**Description of the task:** Locate all lines with the word "care" and copy them out.

[Collected data entries]
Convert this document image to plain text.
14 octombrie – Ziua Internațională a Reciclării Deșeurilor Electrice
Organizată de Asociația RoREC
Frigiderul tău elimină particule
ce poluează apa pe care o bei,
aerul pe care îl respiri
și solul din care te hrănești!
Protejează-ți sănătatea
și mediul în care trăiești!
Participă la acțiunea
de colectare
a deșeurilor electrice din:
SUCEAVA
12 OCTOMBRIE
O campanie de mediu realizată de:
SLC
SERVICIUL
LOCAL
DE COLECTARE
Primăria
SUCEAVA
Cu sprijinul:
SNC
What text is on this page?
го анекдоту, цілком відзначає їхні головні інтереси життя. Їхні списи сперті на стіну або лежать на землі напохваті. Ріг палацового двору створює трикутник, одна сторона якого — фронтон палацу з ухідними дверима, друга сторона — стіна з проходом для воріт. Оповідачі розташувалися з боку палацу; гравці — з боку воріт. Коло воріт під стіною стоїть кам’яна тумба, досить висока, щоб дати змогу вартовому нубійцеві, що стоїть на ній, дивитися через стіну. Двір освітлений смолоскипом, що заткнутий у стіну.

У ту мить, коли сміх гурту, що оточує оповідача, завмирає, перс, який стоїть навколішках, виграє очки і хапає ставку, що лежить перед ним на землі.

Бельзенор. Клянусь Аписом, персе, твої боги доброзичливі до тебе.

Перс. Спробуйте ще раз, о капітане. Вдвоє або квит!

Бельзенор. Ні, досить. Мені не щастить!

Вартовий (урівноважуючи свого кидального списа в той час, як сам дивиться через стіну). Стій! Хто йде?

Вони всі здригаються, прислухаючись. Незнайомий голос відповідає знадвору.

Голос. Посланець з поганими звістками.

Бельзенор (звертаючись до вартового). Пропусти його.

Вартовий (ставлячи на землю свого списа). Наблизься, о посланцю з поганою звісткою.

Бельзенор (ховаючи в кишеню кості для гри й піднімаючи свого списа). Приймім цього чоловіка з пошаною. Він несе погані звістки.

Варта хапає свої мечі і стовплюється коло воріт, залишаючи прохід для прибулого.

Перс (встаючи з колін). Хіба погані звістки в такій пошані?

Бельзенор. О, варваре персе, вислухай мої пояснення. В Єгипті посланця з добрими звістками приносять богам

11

**Correct answer:**
ce poluează apa pe care o bei,
aerul pe care îl respiri
și solul din care te hrănești!
și mediul în care trăiești!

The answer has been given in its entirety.